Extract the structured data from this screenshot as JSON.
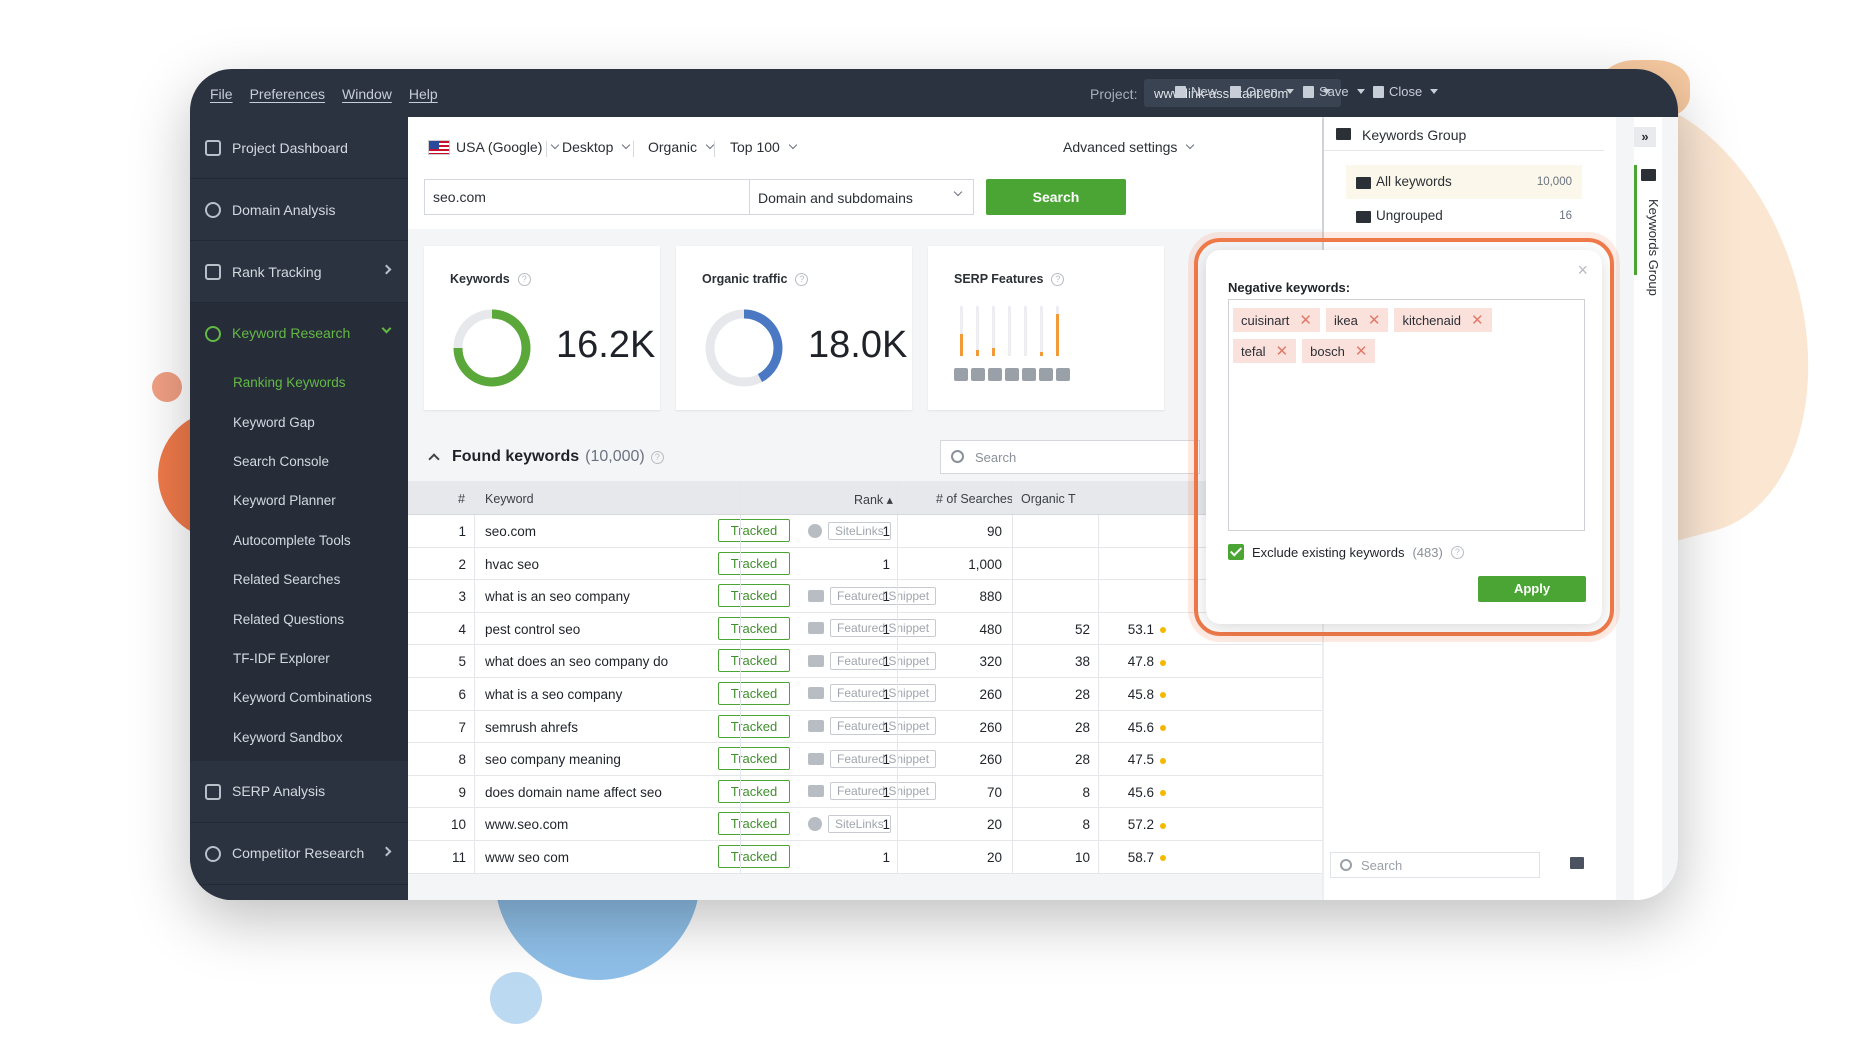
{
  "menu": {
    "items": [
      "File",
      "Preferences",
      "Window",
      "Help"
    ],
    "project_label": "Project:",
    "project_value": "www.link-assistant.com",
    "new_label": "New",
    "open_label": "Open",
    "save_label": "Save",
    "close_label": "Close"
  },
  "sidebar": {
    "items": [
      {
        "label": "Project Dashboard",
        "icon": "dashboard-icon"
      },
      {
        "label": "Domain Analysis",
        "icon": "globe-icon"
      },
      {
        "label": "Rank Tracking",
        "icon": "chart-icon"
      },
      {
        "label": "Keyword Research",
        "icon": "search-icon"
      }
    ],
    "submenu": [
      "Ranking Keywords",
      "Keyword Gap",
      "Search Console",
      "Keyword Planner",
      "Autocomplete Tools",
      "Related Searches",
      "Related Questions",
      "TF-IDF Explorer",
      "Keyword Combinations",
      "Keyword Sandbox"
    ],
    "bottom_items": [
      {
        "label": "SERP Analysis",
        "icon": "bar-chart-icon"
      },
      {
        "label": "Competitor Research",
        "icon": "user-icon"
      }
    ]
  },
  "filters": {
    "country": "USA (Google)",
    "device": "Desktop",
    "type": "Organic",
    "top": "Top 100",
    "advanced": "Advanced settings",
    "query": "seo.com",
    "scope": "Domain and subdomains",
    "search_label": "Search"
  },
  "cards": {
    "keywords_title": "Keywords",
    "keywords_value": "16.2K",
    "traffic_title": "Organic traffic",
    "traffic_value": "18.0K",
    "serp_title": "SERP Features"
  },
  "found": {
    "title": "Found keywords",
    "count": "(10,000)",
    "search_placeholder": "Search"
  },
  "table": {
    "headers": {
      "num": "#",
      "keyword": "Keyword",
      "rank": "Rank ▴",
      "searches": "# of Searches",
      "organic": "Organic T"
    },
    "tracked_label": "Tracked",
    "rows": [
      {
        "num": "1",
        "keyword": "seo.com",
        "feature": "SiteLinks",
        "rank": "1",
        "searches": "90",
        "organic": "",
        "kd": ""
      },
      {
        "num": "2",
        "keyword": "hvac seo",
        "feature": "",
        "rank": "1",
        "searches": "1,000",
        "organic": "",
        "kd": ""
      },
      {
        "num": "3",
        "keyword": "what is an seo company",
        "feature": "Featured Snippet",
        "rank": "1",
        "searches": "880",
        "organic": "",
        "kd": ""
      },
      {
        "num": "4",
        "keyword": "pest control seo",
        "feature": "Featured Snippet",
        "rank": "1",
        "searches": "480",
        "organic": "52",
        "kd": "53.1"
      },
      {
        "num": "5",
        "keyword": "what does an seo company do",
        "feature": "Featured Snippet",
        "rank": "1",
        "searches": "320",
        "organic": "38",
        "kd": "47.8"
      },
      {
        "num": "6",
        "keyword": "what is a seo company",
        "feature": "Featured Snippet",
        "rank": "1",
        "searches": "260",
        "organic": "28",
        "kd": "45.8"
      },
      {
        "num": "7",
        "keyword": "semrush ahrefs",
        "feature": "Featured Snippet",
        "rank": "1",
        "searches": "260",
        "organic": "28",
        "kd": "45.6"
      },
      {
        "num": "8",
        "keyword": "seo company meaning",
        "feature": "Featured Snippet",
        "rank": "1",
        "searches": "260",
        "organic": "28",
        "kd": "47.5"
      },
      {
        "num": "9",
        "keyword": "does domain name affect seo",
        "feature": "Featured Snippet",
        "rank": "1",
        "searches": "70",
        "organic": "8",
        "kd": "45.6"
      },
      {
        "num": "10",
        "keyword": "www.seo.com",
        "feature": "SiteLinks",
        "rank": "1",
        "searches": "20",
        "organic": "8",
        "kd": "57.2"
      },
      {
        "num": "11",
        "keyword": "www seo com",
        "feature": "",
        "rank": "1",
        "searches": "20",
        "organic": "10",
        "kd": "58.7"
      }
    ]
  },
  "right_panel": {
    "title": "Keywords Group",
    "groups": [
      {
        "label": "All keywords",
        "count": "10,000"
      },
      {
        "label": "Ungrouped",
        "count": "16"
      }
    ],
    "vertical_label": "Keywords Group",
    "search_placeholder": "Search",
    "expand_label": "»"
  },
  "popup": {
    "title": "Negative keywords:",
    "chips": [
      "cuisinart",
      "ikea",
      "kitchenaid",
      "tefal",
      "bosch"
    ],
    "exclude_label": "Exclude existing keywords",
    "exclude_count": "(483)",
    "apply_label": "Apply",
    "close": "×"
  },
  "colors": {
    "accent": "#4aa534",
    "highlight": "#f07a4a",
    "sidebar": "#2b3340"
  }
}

..............................

> _EXERCISE BRIEF_: Without the pictures, repeat the listing above exactly.

> _REPLY_:
Extract the structured data from this screenshot as JSON.
{
  "menu": {
    "items": [
      "File",
      "Preferences",
      "Window",
      "Help"
    ],
    "project_label": "Project:",
    "project_value": "www.link-assistant.com",
    "new_label": "New",
    "open_label": "Open",
    "save_label": "Save",
    "close_label": "Close"
  },
  "sidebar": {
    "items": [
      {
        "label": "Project Dashboard",
        "icon": "dashboard-icon"
      },
      {
        "label": "Domain Analysis",
        "icon": "globe-icon"
      },
      {
        "label": "Rank Tracking",
        "icon": "chart-icon"
      },
      {
        "label": "Keyword Research",
        "icon": "search-icon"
      }
    ],
    "submenu": [
      "Ranking Keywords",
      "Keyword Gap",
      "Search Console",
      "Keyword Planner",
      "Autocomplete Tools",
      "Related Searches",
      "Related Questions",
      "TF-IDF Explorer",
      "Keyword Combinations",
      "Keyword Sandbox"
    ],
    "bottom_items": [
      {
        "label": "SERP Analysis",
        "icon": "bar-chart-icon"
      },
      {
        "label": "Competitor Research",
        "icon": "user-icon"
      }
    ]
  },
  "filters": {
    "country": "USA (Google)",
    "device": "Desktop",
    "type": "Organic",
    "top": "Top 100",
    "advanced": "Advanced settings",
    "query": "seo.com",
    "scope": "Domain and subdomains",
    "search_label": "Search"
  },
  "cards": {
    "keywords_title": "Keywords",
    "keywords_value": "16.2K",
    "traffic_title": "Organic traffic",
    "traffic_value": "18.0K",
    "serp_title": "SERP Features"
  },
  "found": {
    "title": "Found keywords",
    "count": "(10,000)",
    "search_placeholder": "Search"
  },
  "table": {
    "headers": {
      "num": "#",
      "keyword": "Keyword",
      "rank": "Rank ▴",
      "searches": "# of Searches",
      "organic": "Organic T"
    },
    "tracked_label": "Tracked",
    "rows": [
      {
        "num": "1",
        "keyword": "seo.com",
        "feature": "SiteLinks",
        "rank": "1",
        "searches": "90",
        "organic": "",
        "kd": ""
      },
      {
        "num": "2",
        "keyword": "hvac seo",
        "feature": "",
        "rank": "1",
        "searches": "1,000",
        "organic": "",
        "kd": ""
      },
      {
        "num": "3",
        "keyword": "what is an seo company",
        "feature": "Featured Snippet",
        "rank": "1",
        "searches": "880",
        "organic": "",
        "kd": ""
      },
      {
        "num": "4",
        "keyword": "pest control seo",
        "feature": "Featured Snippet",
        "rank": "1",
        "searches": "480",
        "organic": "52",
        "kd": "53.1"
      },
      {
        "num": "5",
        "keyword": "what does an seo company do",
        "feature": "Featured Snippet",
        "rank": "1",
        "searches": "320",
        "organic": "38",
        "kd": "47.8"
      },
      {
        "num": "6",
        "keyword": "what is a seo company",
        "feature": "Featured Snippet",
        "rank": "1",
        "searches": "260",
        "organic": "28",
        "kd": "45.8"
      },
      {
        "num": "7",
        "keyword": "semrush ahrefs",
        "feature": "Featured Snippet",
        "rank": "1",
        "searches": "260",
        "organic": "28",
        "kd": "45.6"
      },
      {
        "num": "8",
        "keyword": "seo company meaning",
        "feature": "Featured Snippet",
        "rank": "1",
        "searches": "260",
        "organic": "28",
        "kd": "47.5"
      },
      {
        "num": "9",
        "keyword": "does domain name affect seo",
        "feature": "Featured Snippet",
        "rank": "1",
        "searches": "70",
        "organic": "8",
        "kd": "45.6"
      },
      {
        "num": "10",
        "keyword": "www.seo.com",
        "feature": "SiteLinks",
        "rank": "1",
        "searches": "20",
        "organic": "8",
        "kd": "57.2"
      },
      {
        "num": "11",
        "keyword": "www seo com",
        "feature": "",
        "rank": "1",
        "searches": "20",
        "organic": "10",
        "kd": "58.7"
      }
    ]
  },
  "right_panel": {
    "title": "Keywords Group",
    "groups": [
      {
        "label": "All keywords",
        "count": "10,000"
      },
      {
        "label": "Ungrouped",
        "count": "16"
      }
    ],
    "vertical_label": "Keywords Group",
    "search_placeholder": "Search",
    "expand_label": "»"
  },
  "popup": {
    "title": "Negative keywords:",
    "chips": [
      "cuisinart",
      "ikea",
      "kitchenaid",
      "tefal",
      "bosch"
    ],
    "exclude_label": "Exclude existing keywords",
    "exclude_count": "(483)",
    "apply_label": "Apply",
    "close": "×"
  },
  "colors": {
    "accent": "#4aa534",
    "highlight": "#f07a4a",
    "sidebar": "#2b3340"
  }
}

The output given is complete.